Entries provided >>
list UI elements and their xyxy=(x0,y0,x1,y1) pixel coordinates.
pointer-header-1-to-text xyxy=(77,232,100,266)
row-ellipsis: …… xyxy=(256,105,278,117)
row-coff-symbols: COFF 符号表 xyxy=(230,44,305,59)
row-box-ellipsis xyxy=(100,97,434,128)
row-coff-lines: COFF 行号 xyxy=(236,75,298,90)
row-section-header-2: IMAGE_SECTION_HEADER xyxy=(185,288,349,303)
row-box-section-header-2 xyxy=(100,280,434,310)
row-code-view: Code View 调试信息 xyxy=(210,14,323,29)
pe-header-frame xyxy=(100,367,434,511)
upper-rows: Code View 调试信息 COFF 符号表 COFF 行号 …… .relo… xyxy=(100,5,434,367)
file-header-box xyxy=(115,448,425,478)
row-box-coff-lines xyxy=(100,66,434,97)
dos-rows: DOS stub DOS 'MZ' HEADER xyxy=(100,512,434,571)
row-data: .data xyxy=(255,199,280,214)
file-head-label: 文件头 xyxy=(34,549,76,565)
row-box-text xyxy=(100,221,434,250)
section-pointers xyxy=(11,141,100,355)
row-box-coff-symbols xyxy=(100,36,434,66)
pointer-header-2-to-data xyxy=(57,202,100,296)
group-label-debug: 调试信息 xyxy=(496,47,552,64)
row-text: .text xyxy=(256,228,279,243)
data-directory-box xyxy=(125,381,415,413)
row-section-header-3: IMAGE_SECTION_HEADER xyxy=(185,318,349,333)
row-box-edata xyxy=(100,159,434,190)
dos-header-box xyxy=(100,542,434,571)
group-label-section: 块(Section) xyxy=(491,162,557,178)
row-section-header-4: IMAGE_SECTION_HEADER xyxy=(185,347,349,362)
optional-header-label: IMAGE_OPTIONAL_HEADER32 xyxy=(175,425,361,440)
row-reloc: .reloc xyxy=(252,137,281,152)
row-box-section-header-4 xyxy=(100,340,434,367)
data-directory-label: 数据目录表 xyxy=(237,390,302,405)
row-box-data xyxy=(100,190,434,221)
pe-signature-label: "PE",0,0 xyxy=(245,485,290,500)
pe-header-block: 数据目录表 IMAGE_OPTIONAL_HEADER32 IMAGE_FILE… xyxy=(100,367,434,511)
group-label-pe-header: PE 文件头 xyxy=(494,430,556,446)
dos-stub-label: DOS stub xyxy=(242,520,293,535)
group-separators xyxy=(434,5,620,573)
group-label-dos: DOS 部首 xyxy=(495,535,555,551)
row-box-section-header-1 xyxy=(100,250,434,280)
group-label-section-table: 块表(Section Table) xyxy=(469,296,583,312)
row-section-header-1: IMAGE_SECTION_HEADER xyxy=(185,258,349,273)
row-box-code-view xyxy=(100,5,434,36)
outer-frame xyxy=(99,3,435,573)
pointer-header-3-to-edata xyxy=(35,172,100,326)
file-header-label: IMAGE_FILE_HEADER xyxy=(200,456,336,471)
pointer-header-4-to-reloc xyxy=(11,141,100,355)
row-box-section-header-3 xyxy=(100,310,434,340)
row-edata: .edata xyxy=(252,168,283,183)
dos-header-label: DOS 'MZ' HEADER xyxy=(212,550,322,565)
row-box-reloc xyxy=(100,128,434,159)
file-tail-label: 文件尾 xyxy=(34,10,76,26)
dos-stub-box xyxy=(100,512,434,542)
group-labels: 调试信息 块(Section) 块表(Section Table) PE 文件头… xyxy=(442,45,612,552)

What the task asks >> Copy out the records verbatim, beginning at the first line and stopping after the line that contains "row-box-section-header-4 xyxy=(100,340,434,367)".

Written reply >>
list UI elements and their xyxy=(x0,y0,x1,y1) pixel coordinates.
pointer-header-1-to-text xyxy=(77,232,100,266)
row-ellipsis: …… xyxy=(256,105,278,117)
row-coff-symbols: COFF 符号表 xyxy=(230,44,305,59)
row-box-ellipsis xyxy=(100,97,434,128)
row-coff-lines: COFF 行号 xyxy=(236,75,298,90)
row-section-header-2: IMAGE_SECTION_HEADER xyxy=(185,288,349,303)
row-box-section-header-2 xyxy=(100,280,434,310)
row-code-view: Code View 调试信息 xyxy=(210,14,323,29)
pe-header-frame xyxy=(100,367,434,511)
upper-rows: Code View 调试信息 COFF 符号表 COFF 行号 …… .relo… xyxy=(100,5,434,367)
file-header-box xyxy=(115,448,425,478)
row-box-coff-lines xyxy=(100,66,434,97)
dos-rows: DOS stub DOS 'MZ' HEADER xyxy=(100,512,434,571)
row-data: .data xyxy=(255,199,280,214)
file-head-label: 文件头 xyxy=(34,549,76,565)
row-box-text xyxy=(100,221,434,250)
section-pointers xyxy=(11,141,100,355)
row-box-coff-symbols xyxy=(100,36,434,66)
pointer-header-2-to-data xyxy=(57,202,100,296)
group-label-debug: 调试信息 xyxy=(496,47,552,64)
row-text: .text xyxy=(256,228,279,243)
data-directory-box xyxy=(125,381,415,413)
row-section-header-3: IMAGE_SECTION_HEADER xyxy=(185,318,349,333)
row-box-edata xyxy=(100,159,434,190)
dos-header-box xyxy=(100,542,434,571)
group-label-section: 块(Section) xyxy=(491,162,557,178)
row-section-header-4: IMAGE_SECTION_HEADER xyxy=(185,347,349,362)
optional-header-label: IMAGE_OPTIONAL_HEADER32 xyxy=(175,425,361,440)
row-reloc: .reloc xyxy=(252,137,281,152)
row-box-section-header-4 xyxy=(100,340,434,367)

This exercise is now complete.